Tâches à faire:
1. Recopiez mot pour mot tout le passage de l'extrait sur le logement à Tournai qui va de « Pourtant, la nouvelle » jusqu'à « force de solution. ».
2. Pour chacune des affirmations suivantes, indiquez par oui ou par non si elle concorde avec l'extrait sur le logement à Tournai, et citez exactement les mots qui tranchent. (a) Les candidats locataires attendent en moyenne 5 ou 6 ans avant d'obtenir un logement social. (b) Pour 10 logements créés ou rénovés à Tournai, 2 doivent être loués via l'agence immobilière sociale. (c) Un des plus gros centres pour demandeurs d'asile de Belgique se trouve dans la caserne Saint-Jean.
─── Extrait fourni ───
Tournai, c’est aussi une ville historique qui veut se redynamiser et qui cherche à attirer des investisseurs qui vont rénover d’anciennes habitations pour les louer. Il y a un phénomène de gentrification3 : les plus riches s’installent dans le centre et les plus pauvres sont progressivement incité·e·s (ou obligé·e·s voire rejeté·e·s) à vivre en périphérie.
Au quotidien, on remarque que beaucoup de propriétaires s’intéressent au monde étudiant : un kot ne demande pas les mêmes normes qu’un appartement. Il est possible d’obtenir plus de loyers pour des surfaces plus petites et la pression se fait de plus en plus sentir sur le marché immobilier local : « Ça permet aux proprios de se faire une rente, ils divisent les surfaces, touchent les loyers et basta. En conséquence, une grande partie des logements est occupé par des étudiant·e·s, et celleux-ci ne font que passer dans la ville pour une durée de 3 à 5 ans. Cela se répercute sur le tissu social qui peine à se renforcer, au sein d’une dynamique démographique déficitaire. Cela risque de devenir des quartiers dortoirs étudiant·e·s, sans qu’il y ait des ancrages territoriaux où les savoir-vivre peuvent se perpétuer », explique Hugo.
Pourtant, la nouvelle majorité en place depuis les dernières élections a lancé un projet qui semblait à l’origine ambitieux et intéressant : pour 10 logements créés ou rénovés à Tournai, 1 logement doit être mis en location via l’agence immobilière sociale (et donc le loyer est calculé sur base des revenus de la personne). On pouvait espérer que cette idée novatrice puisse par exemple résorber les listes d’attentes interminables pour des logements à bas ou moyen loyer mais dans les faits, les candidat·e·s locataires continuent d’attendre en moyenne 5 ou 6 ans avant de se voir attribuer un logement social. Cette mesure pourrait être une forme de solution face à la crise du logement seulement si elle est accompagnée d’autres mesures pour être réellement force de solution.
Sur le volet spécifique « migration », le dénombrement a mis en lumière l’impact du parcours migratoire sur le mal-logement à Tournai. La ville est située le long d’une route migratoire importante vers l’Angleterre et un des plus gros centres pour demandeurs d’asile en Belgique est installé dans la caserne Saint-Jean. Si on peut penser directement aux problèmes liés aux discriminations basées sur le racisme des propriétaires, le problème est structurel, ce qui le rend plus insidieux : lorsque les personnes qui sortent du centre se tournent vers ces logements privés et à « bas coûts ». « Il manque clairement une étape d’accompagnement entre les deux étapes et les logements à loyers abordables », explique Zoé.
« C’est compliqué parce qu’on sait que les gens ont vite besoin d’une adresse pour obtenir leur titre de séjour mais que peu de logements sont abordables, alors iels se passent les contacts des marchands de sommeil pour avoir un accès rapide à un logement, qu’importe son état. Il nous est arrivé d’accompagner un couple sortant d’un logement déclaré insalubre et d’avoir dans la même semaine un gars venant d’obtenir son statut de réfugié qui rentre dans ce même logement. »
« Il reste encore un nombre beaucoup trop important de gens, notamment des jeunes en situation de mal-logement ou qui squattent des canapés à gauche et à droite, et la précarité atteint désormais les jeunes travailleurs et travailleuses », conclut Hugo.
─── Données brutes ───
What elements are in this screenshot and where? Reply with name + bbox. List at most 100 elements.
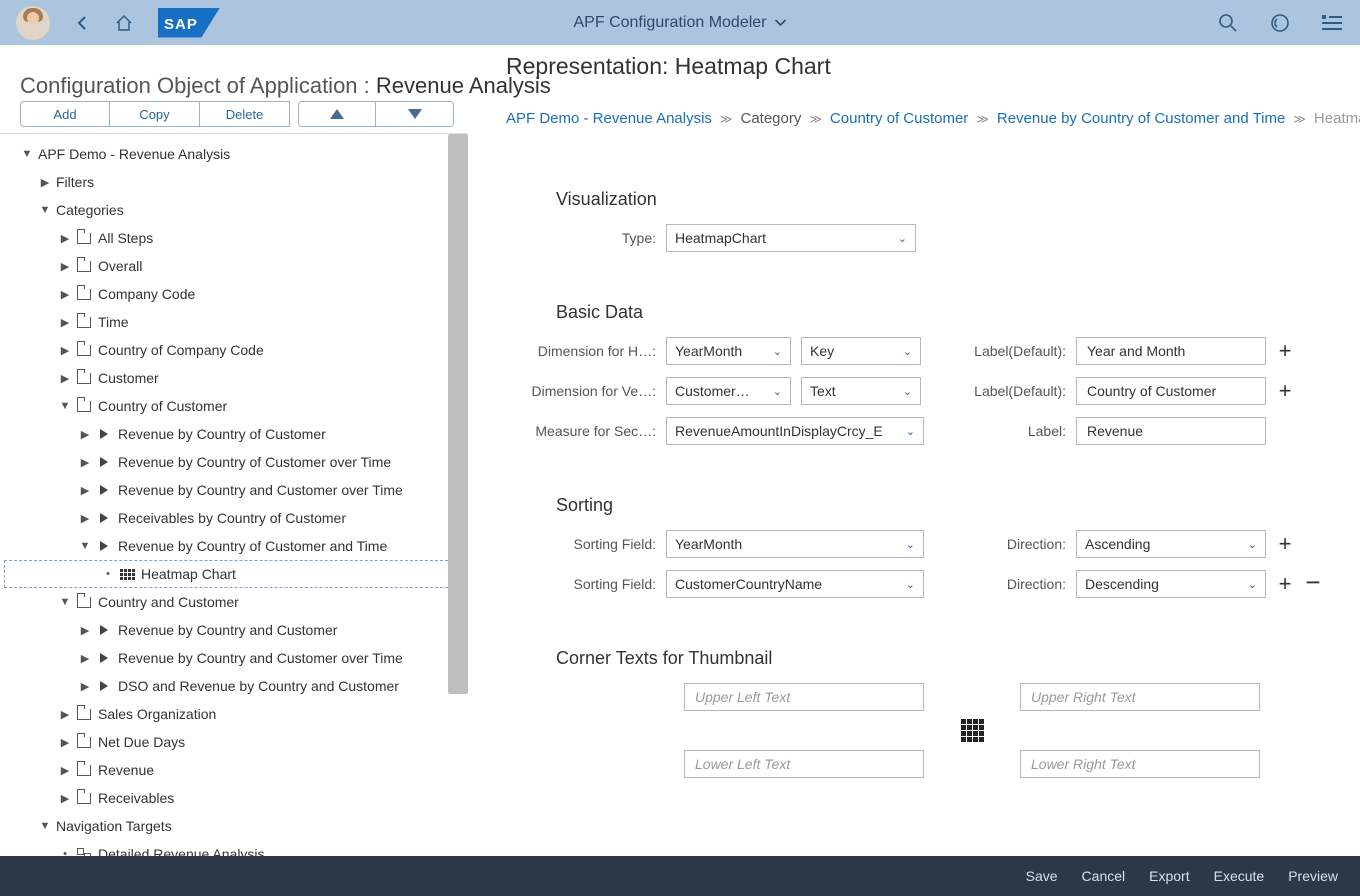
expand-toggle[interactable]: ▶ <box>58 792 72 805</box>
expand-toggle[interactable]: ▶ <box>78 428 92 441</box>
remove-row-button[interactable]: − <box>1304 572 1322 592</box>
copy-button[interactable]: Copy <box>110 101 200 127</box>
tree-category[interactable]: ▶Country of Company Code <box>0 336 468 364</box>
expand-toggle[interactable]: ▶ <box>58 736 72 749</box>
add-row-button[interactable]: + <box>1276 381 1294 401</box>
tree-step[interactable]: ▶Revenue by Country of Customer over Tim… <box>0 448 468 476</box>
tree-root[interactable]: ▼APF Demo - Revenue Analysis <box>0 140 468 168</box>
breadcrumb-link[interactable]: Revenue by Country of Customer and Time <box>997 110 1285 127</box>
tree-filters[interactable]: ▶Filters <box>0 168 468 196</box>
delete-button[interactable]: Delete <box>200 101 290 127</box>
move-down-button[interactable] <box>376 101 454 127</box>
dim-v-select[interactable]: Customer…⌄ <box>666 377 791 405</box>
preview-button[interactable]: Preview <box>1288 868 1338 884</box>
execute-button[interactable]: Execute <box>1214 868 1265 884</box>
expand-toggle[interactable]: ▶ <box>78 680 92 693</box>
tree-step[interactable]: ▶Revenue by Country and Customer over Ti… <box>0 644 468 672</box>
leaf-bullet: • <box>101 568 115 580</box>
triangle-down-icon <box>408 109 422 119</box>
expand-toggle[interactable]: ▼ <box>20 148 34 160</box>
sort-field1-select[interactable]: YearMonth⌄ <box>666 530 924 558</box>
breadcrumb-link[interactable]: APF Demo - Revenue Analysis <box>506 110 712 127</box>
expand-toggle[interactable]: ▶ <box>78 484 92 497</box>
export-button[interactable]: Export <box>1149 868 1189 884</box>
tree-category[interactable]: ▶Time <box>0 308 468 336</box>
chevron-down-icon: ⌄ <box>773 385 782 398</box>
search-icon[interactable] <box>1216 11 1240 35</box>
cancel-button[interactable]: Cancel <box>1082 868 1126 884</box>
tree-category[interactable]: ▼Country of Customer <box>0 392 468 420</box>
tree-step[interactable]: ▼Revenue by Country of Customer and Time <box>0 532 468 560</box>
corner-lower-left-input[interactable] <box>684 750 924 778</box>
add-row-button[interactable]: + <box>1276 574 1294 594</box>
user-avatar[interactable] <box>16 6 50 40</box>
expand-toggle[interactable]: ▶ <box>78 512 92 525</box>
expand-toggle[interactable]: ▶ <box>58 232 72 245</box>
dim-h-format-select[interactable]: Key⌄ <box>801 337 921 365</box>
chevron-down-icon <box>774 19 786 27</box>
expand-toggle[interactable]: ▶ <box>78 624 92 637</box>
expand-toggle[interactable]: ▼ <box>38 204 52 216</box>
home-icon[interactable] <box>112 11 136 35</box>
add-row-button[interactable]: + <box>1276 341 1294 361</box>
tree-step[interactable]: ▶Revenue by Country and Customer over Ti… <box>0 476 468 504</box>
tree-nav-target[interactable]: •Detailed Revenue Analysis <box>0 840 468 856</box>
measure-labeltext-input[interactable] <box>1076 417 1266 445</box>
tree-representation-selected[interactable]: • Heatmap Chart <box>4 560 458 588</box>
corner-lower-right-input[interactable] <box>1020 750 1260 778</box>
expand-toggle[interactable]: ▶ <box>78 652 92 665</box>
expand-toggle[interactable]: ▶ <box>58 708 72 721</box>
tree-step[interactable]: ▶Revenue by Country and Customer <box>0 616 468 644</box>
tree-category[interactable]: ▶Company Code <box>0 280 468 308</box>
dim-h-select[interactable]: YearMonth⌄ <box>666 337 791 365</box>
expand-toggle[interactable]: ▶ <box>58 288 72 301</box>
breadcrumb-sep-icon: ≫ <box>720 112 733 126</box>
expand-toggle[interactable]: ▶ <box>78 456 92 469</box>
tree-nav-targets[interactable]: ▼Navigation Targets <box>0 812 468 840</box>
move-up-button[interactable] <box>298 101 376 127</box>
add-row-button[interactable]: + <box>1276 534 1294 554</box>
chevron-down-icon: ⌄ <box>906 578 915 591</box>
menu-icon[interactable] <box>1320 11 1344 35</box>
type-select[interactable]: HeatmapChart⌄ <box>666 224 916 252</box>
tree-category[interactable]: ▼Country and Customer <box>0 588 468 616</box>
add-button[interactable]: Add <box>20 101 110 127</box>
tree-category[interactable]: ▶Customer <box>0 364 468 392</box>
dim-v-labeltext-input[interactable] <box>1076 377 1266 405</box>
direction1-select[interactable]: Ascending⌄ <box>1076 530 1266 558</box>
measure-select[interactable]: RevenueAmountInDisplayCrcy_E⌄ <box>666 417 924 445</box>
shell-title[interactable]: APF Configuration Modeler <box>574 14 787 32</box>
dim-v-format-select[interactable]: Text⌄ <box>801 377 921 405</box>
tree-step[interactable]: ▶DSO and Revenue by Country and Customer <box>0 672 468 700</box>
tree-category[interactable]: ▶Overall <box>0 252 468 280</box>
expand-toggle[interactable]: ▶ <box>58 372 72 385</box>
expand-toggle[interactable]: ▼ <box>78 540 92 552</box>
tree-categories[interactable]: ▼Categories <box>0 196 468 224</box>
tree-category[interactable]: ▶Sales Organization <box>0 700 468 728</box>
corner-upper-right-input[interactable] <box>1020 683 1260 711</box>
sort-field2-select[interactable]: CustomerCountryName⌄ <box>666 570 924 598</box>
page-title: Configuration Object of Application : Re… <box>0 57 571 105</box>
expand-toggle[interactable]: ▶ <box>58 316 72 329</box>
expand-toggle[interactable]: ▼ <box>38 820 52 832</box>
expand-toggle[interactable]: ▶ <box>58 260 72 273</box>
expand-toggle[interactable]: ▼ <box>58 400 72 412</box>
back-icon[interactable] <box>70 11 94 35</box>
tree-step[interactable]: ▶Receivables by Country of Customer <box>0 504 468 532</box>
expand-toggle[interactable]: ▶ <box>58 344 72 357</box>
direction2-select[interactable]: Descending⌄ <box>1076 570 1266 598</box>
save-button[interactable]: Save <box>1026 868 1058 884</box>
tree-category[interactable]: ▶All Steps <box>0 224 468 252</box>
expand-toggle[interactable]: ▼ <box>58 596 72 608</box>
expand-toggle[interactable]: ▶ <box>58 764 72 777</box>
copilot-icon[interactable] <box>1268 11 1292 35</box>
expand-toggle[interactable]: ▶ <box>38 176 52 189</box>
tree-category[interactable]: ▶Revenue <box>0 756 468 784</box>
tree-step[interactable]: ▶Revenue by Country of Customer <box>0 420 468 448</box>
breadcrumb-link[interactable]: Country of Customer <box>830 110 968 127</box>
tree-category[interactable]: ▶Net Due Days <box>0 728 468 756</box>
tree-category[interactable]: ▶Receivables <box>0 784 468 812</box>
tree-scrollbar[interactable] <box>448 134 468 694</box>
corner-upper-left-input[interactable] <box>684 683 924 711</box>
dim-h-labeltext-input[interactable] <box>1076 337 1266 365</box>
───
Les réponses:
1.
Pourtant, la nouvelle majorité en place depuis les dernières élections a lancé un projet qui semblait à l’origine ambitieux et intéressant : pour 10 logements créés ou rénovés à Tournai, 1 logement doit être mis en location via l’agence immobilière sociale (et donc le loyer est calculé sur base des revenus de la personne). On pouvait espérer que cette idée novatrice puisse par exemple résorber les listes d’attentes interminables pour des logements à bas ou moyen loyer mais dans les faits, les candidat·e·s locataires continuent d’attendre en moyenne 5 ou 6 ans avant de se voir attribuer un logement social. Cette mesure pourrait être une forme de solution face à la crise du logement seulement si elle est accompagnée d’autres mesures pour être réellement force de solution.

2.
(a) Oui : « les candidat·e·s locataires continuent d’attendre en moyenne 5 ou 6 ans avant de se voir attribuer un logement social ».
(b) Non : « pour 10 logements créés ou rénovés à Tournai, 1 logement doit être mis en location via l’agence immobilière sociale ».
(c) Oui : « un des plus gros centres pour demandeurs d’asile en Belgique est installé dans la caserne Saint-Jean ».